The input:
┌──
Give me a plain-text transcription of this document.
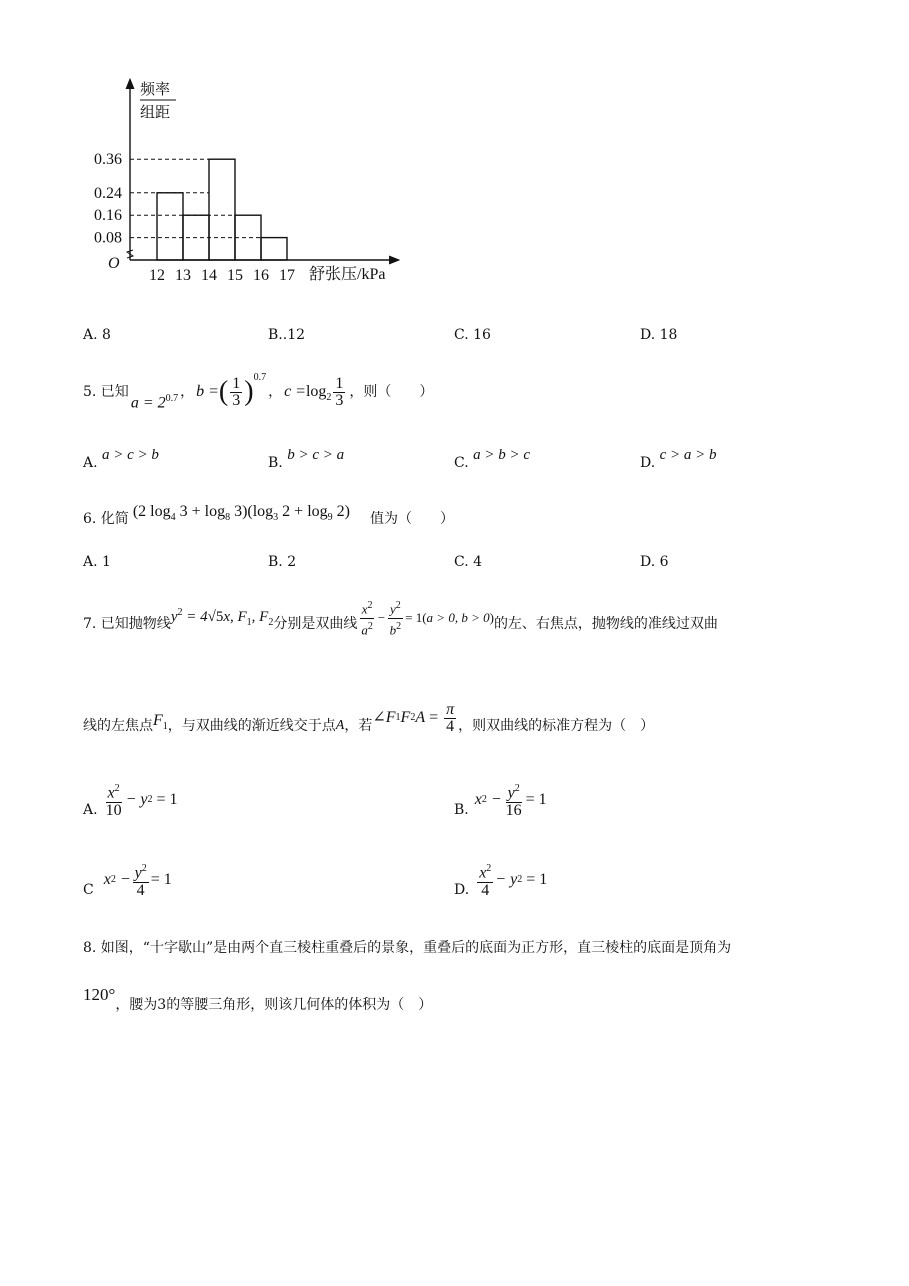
0.36
0.24
0.16
0.08
12 13 14 15 16 17
频率
组距
O
舒张压/kPa
A. 8	B..12	C. 16	D. 18
5. 已知
$a = 2^{0.7}$ ， b = ( $\frac{1}{3} )^{0.7}$
， $c = \log_2 \frac{1}{3}$ ，则（　　）
A. a > c > b	B. b > c > a	C. a > b > c	D. c > a > b
6. 化简 (2 $\log_4 3 + \log_8 3)(\log_3$ $2 + \log_9 2$) 值为（　　）
A. 1	B. 2	C. 4	D. 6
7. 已知抛物线 $y^2 = 4√5x$, $F_1$, $F_2$ 分别是双曲线 $\frac{x^2}{a^2} - \frac{y^2}{b^2} = 1$( a > 0, b > 0 ) 的左、右焦点，抛物线的准线过双曲
线的左焦点 $F_1$ ，与双曲线的渐近线交于点 A ，若 ∠F 1 F 2 $A = \frac{\pi}{4}$ ，则双曲线的标准方程为（　）
A. $\frac{x^2}{10} - y$ 2 = 1
B.
x $2 - \frac{y^2}{16} = 1$
C
x $2 - \frac{y^2}{4} = 1$
D. $\frac{x^2}{4} - y$ 2 = 1
8. 如图，“十字歇山”是由两个直三棱柱重叠后的景象，重叠后的底面为正方形，直三棱柱的底面是顶角为
120°
，腰为3的等腰三角形，则该几何体的体积为（　）
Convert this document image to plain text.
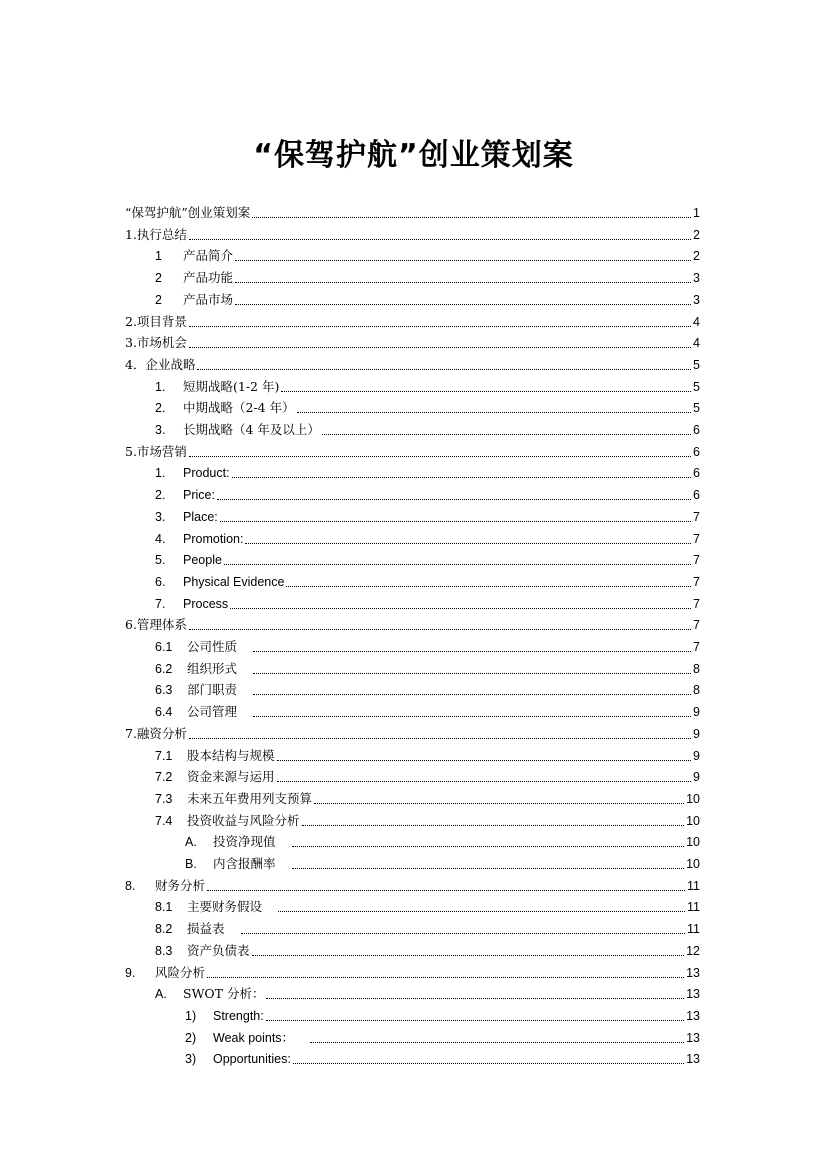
“保驾护航”创业策划案
“保驾护航”创业策划案	1
1.执行总结	2
1	产品简介	2
2	产品功能	3
2	产品市场	3
2.项目背景	4
3.市场机会	4
4．企业战略	5
1.	短期战略(1-2 年)	5
2.	中期战略（2-4 年）	5
3.	长期战略（4 年及以上）	6
5.市场营销	6
1.	Product:	6
2.	Price:	6
3.	Place:	7
4.	Promotion:	7
5.	People	7
6.	Physical Evidence	7
7.	Process	7
6.管理体系	7
6.1	公司性质	7
6.2	组织形式	8
6.3	部门职责	8
6.4	公司管理	9
7.融资分析	9
7.1	股本结构与规模	9
7.2	资金来源与运用	9
7.3	未来五年费用列支预算	10
7.4	投资收益与风险分析	10
A.	投资净现值	10
B.	内含报酬率	10
8.	财务分析	11
8.1	主要财务假设	11
8.2	损益表	11
8.3	资产负债表	12
9.	风险分析	13
A.	SWOT 分析：	13
1)	Strength:	13
2)	Weak points：	13
3)	Opportunities:	13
└──
Prompt:
Print exactly the span of lines that begins with the line containing "Convert this document image to plain text." and ends with the last line of the listing, with no pictures.

Response to this task:
Convert this document image to plain text.
“保驾护航”创业策划案
“保驾护航”创业策划案	1
1.执行总结	2
1	产品简介	2
2	产品功能	3
2	产品市场	3
2.项目背景	4
3.市场机会	4
4．企业战略	5
1.	短期战略(1-2 年)	5
2.	中期战略（2-4 年）	5
3.	长期战略（4 年及以上）	6
5.市场营销	6
1.	Product:	6
2.	Price:	6
3.	Place:	7
4.	Promotion:	7
5.	People	7
6.	Physical Evidence	7
7.	Process	7
6.管理体系	7
6.1	公司性质	7
6.2	组织形式	8
6.3	部门职责	8
6.4	公司管理	9
7.融资分析	9
7.1	股本结构与规模	9
7.2	资金来源与运用	9
7.3	未来五年费用列支预算	10
7.4	投资收益与风险分析	10
A.	投资净现值	10
B.	内含报酬率	10
8.	财务分析	11
8.1	主要财务假设	11
8.2	损益表	11
8.3	资产负债表	12
9.	风险分析	13
A.	SWOT 分析：	13
1)	Strength:	13
2)	Weak points：	13
3)	Opportunities:	13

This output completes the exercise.